● **WORK REQUIRED**
Your task is to write out exactly the lines from the line containing "Extract the structured" through the end of the records, inclusive at both ends.

● **INPUT RECORDS**
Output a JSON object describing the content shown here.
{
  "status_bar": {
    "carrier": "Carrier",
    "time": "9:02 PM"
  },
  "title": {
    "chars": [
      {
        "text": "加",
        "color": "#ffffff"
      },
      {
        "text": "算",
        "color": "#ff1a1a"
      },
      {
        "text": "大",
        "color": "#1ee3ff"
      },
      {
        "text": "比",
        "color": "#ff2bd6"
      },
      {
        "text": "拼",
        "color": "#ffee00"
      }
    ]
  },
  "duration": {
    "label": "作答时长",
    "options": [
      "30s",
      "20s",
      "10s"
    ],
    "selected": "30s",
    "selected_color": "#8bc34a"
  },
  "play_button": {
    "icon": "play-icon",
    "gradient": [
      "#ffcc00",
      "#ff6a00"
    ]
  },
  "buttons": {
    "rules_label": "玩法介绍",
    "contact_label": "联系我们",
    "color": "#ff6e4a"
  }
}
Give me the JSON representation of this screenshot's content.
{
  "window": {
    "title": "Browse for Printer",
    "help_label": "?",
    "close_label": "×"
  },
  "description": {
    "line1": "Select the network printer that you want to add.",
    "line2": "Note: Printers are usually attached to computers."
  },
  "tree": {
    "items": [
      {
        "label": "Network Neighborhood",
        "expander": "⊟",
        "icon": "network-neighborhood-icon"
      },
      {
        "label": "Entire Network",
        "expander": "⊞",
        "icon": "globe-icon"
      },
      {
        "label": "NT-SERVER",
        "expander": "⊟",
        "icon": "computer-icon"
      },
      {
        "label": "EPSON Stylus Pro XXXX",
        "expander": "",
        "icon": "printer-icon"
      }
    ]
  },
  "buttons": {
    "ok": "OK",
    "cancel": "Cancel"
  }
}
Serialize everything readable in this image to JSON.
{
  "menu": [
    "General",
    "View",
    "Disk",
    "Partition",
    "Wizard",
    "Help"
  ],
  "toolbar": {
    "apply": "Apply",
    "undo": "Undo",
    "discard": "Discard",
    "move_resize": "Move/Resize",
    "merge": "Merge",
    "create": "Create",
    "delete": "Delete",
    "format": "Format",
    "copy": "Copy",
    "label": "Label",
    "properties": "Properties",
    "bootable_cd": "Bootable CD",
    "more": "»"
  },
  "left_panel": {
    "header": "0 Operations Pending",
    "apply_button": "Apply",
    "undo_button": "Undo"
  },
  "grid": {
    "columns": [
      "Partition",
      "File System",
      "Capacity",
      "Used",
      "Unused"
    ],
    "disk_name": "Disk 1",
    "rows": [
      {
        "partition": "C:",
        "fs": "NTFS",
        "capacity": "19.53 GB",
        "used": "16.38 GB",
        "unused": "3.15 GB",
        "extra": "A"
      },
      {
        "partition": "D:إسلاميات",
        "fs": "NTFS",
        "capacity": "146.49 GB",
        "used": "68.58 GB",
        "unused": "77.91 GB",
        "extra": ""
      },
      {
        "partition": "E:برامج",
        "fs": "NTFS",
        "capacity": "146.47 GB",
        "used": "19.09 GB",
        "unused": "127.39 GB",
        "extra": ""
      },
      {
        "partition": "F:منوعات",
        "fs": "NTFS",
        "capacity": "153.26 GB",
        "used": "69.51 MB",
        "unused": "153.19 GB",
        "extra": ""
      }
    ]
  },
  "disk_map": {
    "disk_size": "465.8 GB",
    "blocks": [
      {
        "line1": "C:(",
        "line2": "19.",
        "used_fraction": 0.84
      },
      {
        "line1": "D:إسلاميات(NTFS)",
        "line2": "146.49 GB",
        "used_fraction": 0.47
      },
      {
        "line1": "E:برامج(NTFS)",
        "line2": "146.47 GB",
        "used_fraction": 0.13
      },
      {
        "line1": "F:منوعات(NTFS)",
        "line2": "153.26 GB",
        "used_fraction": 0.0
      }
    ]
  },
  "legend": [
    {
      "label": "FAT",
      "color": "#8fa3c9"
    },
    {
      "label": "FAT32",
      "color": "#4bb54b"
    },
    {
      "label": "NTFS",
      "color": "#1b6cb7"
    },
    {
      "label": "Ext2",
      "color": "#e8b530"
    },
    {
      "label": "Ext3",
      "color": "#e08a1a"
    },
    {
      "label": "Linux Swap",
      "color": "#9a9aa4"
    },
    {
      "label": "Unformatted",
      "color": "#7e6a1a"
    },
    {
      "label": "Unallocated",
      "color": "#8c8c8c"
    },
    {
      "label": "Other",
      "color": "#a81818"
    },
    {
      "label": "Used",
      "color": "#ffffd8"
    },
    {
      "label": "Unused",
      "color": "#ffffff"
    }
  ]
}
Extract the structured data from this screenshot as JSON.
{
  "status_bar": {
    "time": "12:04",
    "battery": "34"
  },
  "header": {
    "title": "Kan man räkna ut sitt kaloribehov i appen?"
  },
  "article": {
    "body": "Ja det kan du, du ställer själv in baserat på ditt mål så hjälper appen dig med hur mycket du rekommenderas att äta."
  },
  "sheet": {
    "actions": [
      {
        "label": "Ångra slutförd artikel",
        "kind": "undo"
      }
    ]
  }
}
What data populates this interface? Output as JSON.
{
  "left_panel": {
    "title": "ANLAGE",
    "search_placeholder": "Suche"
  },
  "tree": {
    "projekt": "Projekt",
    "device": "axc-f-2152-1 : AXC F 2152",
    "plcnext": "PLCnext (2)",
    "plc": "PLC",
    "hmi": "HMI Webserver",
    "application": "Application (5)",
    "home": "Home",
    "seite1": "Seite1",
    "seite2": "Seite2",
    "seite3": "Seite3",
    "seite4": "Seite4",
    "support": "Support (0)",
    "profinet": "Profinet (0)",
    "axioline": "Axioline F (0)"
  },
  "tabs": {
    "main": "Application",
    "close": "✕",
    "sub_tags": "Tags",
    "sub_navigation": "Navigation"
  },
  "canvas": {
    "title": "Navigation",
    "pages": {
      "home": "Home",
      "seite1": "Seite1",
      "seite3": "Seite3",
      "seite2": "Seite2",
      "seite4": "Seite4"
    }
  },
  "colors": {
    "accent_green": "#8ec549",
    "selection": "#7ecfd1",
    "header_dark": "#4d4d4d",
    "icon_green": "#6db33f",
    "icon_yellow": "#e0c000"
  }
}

● **WORKED ANSWER**
Extract the structured data from this screenshot as JSON.
{
  "status_bar": {
    "time": "12:04",
    "battery": "34"
  },
  "header": {
    "title": "Kan man räkna ut sitt kaloribehov i appen?"
  },
  "article": {
    "body": "Ja det kan du, du ställer själv in baserat på ditt mål så hjälper appen dig med hur mycket du rekommenderas att äta."
  },
  "sheet": {
    "actions": [
      {
        "label": "Ångra slutförd artikel",
        "kind": "undo"
      }
    ]
  }
}
What data populates this interface? Output as JSON.
{
  "left_panel": {
    "title": "ANLAGE",
    "search_placeholder": "Suche"
  },
  "tree": {
    "projekt": "Projekt",
    "device": "axc-f-2152-1 : AXC F 2152",
    "plcnext": "PLCnext (2)",
    "plc": "PLC",
    "hmi": "HMI Webserver",
    "application": "Application (5)",
    "home": "Home",
    "seite1": "Seite1",
    "seite2": "Seite2",
    "seite3": "Seite3",
    "seite4": "Seite4",
    "support": "Support (0)",
    "profinet": "Profinet (0)",
    "axioline": "Axioline F (0)"
  },
  "tabs": {
    "main": "Application",
    "close": "✕",
    "sub_tags": "Tags",
    "sub_navigation": "Navigation"
  },
  "canvas": {
    "title": "Navigation",
    "pages": {
      "home": "Home",
      "seite1": "Seite1",
      "seite3": "Seite3",
      "seite2": "Seite2",
      "seite4": "Seite4"
    }
  },
  "colors": {
    "accent_green": "#8ec549",
    "selection": "#7ecfd1",
    "header_dark": "#4d4d4d",
    "icon_green": "#6db33f",
    "icon_yellow": "#e0c000"
  }
}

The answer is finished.